Your objective
Go through the data below and copy it exactly, skipping every picture.

Data entries:
= = = = = = =

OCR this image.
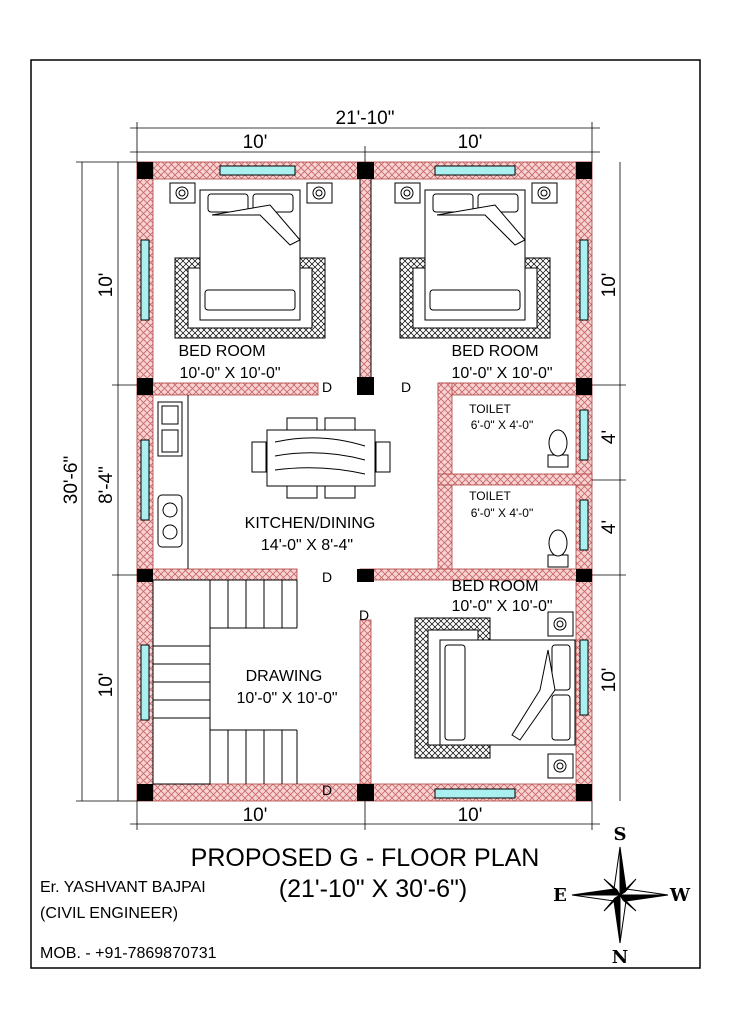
21'-10"
10'	10'
10'	10'
30'-6"
10'
8'-4"
10'
10'
4'
4'
10'
BED ROOM
10'-0" X 10'-0"
BED ROOM
10'-0" X 10'-0"
TOILET
6'-0" X 4'-0"
TOILET
6'-0" X 4'-0"
KITCHEN/DINING
14'-0" X 8'-4"
BED ROOM
10'-0" X 10'-0"
DRAWING
10'-0" X 10'-0"
D	D
D
D
D
PROPOSED G - FLOOR PLAN
(21'-10" X 30'-6")
Er. YASHVANT BAJPAI
(CIVIL ENGINEER)
MOB. - +91-7869870731
S
N
E	W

= = = = = = =

Reply to the task
OCR this image.
21'-10"
10'	10'
10'	10'
30'-6"
10'
8'-4"
10'
10'
4'
4'
10'
BED ROOM
10'-0" X 10'-0"
BED ROOM
10'-0" X 10'-0"
TOILET
6'-0" X 4'-0"
TOILET
6'-0" X 4'-0"
KITCHEN/DINING
14'-0" X 8'-4"
BED ROOM
10'-0" X 10'-0"
DRAWING
10'-0" X 10'-0"
D	D
D
D
D
PROPOSED G - FLOOR PLAN
(21'-10" X 30'-6")
Er. YASHVANT BAJPAI
(CIVIL ENGINEER)
MOB. - +91-7869870731
S
N
E	W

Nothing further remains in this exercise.